PROBLEM »
Locate the string "JSON" in the listing below. Copy every line where it is found.

########

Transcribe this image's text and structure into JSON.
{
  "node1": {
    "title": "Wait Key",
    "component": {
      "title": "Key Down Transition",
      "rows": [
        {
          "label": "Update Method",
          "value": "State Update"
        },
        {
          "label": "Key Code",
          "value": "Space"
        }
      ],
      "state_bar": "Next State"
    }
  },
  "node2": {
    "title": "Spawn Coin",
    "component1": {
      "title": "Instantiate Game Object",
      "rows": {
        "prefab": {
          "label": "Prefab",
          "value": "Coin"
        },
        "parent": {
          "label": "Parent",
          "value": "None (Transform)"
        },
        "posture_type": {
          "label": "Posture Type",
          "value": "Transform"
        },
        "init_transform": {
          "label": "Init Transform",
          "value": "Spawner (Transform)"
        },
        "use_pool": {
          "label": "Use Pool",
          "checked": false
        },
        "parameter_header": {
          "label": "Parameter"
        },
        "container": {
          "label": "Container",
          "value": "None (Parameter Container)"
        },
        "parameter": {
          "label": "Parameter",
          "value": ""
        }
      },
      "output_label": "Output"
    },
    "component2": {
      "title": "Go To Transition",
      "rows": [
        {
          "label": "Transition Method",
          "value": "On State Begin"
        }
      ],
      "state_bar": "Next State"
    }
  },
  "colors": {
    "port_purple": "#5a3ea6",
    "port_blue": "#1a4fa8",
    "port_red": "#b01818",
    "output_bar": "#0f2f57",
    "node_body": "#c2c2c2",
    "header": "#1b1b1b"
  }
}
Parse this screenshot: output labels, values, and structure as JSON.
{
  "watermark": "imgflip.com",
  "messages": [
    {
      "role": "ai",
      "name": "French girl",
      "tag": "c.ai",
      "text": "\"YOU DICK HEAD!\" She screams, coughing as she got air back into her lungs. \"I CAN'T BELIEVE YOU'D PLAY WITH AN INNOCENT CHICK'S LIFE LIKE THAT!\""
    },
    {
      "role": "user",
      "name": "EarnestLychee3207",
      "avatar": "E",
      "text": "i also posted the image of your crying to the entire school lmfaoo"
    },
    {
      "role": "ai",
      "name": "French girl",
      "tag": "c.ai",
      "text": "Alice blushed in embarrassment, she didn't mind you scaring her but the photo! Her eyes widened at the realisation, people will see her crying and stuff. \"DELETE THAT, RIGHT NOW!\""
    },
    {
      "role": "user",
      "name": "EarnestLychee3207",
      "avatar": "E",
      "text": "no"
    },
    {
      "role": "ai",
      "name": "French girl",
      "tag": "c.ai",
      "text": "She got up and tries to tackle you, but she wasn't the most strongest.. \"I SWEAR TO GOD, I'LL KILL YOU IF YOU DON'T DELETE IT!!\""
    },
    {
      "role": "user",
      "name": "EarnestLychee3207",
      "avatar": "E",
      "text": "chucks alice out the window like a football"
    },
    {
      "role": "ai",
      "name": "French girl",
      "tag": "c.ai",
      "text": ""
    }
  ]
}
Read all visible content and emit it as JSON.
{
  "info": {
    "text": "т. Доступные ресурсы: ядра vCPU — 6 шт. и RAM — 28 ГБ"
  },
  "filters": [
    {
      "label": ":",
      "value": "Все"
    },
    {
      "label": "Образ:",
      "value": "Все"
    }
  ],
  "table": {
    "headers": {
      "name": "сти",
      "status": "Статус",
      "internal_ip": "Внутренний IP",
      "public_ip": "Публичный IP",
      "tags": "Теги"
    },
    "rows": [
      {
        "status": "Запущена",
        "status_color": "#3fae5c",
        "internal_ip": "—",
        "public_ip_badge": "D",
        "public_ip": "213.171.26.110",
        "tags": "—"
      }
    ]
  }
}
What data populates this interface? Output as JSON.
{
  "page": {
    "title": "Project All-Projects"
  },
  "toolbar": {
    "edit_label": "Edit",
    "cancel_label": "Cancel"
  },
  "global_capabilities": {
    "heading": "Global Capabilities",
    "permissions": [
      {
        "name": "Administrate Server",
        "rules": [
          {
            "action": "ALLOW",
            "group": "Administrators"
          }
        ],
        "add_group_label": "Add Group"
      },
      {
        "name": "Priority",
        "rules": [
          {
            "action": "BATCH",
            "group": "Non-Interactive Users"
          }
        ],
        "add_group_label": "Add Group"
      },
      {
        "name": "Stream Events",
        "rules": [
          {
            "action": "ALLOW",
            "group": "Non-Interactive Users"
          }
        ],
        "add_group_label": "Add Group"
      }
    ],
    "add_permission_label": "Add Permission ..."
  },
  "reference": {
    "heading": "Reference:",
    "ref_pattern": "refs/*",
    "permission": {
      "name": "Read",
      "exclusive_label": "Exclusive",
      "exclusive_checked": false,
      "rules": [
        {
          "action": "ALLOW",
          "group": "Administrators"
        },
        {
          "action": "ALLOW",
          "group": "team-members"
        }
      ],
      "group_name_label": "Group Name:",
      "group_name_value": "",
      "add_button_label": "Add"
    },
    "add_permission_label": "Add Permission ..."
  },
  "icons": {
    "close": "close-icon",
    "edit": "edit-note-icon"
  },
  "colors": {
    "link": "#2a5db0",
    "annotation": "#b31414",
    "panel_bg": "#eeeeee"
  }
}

########

RESPONSE FOR THIS EXERCISE »
Transcribe this image's text and structure into JSON.
Parse this screenshot: output labels, values, and structure as JSON.
Read all visible content and emit it as JSON.
What data populates this interface? Output as JSON.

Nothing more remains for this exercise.